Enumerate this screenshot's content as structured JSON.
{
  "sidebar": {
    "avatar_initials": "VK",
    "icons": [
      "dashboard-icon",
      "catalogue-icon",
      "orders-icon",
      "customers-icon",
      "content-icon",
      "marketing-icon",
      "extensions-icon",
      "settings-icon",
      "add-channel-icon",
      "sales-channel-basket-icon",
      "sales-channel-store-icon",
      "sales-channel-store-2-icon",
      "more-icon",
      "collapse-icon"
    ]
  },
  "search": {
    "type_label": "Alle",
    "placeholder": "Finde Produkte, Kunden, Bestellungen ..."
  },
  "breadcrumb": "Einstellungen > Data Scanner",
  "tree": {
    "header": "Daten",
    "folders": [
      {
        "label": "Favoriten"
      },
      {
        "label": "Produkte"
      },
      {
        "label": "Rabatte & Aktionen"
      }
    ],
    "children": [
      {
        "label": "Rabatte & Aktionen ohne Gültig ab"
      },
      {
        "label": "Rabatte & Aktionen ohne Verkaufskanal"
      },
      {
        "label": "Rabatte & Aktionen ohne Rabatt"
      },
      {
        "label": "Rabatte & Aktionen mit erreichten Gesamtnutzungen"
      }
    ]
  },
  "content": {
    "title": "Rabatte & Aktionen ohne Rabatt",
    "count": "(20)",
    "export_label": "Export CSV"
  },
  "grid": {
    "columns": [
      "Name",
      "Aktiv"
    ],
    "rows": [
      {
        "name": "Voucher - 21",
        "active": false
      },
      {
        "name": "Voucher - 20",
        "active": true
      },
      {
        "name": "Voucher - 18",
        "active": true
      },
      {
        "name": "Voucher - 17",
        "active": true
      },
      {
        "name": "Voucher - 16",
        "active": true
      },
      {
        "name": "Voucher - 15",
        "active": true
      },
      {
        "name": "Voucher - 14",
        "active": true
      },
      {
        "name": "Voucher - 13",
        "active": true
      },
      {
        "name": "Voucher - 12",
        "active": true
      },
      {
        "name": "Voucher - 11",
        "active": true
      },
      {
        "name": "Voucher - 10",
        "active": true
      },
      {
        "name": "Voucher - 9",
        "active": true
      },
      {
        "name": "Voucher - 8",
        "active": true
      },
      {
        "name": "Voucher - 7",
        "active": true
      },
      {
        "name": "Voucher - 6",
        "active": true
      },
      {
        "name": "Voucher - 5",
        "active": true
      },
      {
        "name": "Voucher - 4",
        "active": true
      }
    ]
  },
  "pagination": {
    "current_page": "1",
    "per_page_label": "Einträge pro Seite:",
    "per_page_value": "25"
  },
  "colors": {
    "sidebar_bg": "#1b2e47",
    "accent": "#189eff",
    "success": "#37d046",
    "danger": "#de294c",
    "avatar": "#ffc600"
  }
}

- - - - -

### Task
All records above must be set down exactly, please.

### Expected output
Enumerate this screenshot's content as structured JSON.
{
  "sidebar": {
    "avatar_initials": "VK",
    "icons": [
      "dashboard-icon",
      "catalogue-icon",
      "orders-icon",
      "customers-icon",
      "content-icon",
      "marketing-icon",
      "extensions-icon",
      "settings-icon",
      "add-channel-icon",
      "sales-channel-basket-icon",
      "sales-channel-store-icon",
      "sales-channel-store-2-icon",
      "more-icon",
      "collapse-icon"
    ]
  },
  "search": {
    "type_label": "Alle",
    "placeholder": "Finde Produkte, Kunden, Bestellungen ..."
  },
  "breadcrumb": "Einstellungen > Data Scanner",
  "tree": {
    "header": "Daten",
    "folders": [
      {
        "label": "Favoriten"
      },
      {
        "label": "Produkte"
      },
      {
        "label": "Rabatte & Aktionen"
      }
    ],
    "children": [
      {
        "label": "Rabatte & Aktionen ohne Gültig ab"
      },
      {
        "label": "Rabatte & Aktionen ohne Verkaufskanal"
      },
      {
        "label": "Rabatte & Aktionen ohne Rabatt"
      },
      {
        "label": "Rabatte & Aktionen mit erreichten Gesamtnutzungen"
      }
    ]
  },
  "content": {
    "title": "Rabatte & Aktionen ohne Rabatt",
    "count": "(20)",
    "export_label": "Export CSV"
  },
  "grid": {
    "columns": [
      "Name",
      "Aktiv"
    ],
    "rows": [
      {
        "name": "Voucher - 21",
        "active": false
      },
      {
        "name": "Voucher - 20",
        "active": true
      },
      {
        "name": "Voucher - 18",
        "active": true
      },
      {
        "name": "Voucher - 17",
        "active": true
      },
      {
        "name": "Voucher - 16",
        "active": true
      },
      {
        "name": "Voucher - 15",
        "active": true
      },
      {
        "name": "Voucher - 14",
        "active": true
      },
      {
        "name": "Voucher - 13",
        "active": true
      },
      {
        "name": "Voucher - 12",
        "active": true
      },
      {
        "name": "Voucher - 11",
        "active": true
      },
      {
        "name": "Voucher - 10",
        "active": true
      },
      {
        "name": "Voucher - 9",
        "active": true
      },
      {
        "name": "Voucher - 8",
        "active": true
      },
      {
        "name": "Voucher - 7",
        "active": true
      },
      {
        "name": "Voucher - 6",
        "active": true
      },
      {
        "name": "Voucher - 5",
        "active": true
      },
      {
        "name": "Voucher - 4",
        "active": true
      }
    ]
  },
  "pagination": {
    "current_page": "1",
    "per_page_label": "Einträge pro Seite:",
    "per_page_value": "25"
  },
  "colors": {
    "sidebar_bg": "#1b2e47",
    "accent": "#189eff",
    "success": "#37d046",
    "danger": "#de294c",
    "avatar": "#ffc600"
  }
}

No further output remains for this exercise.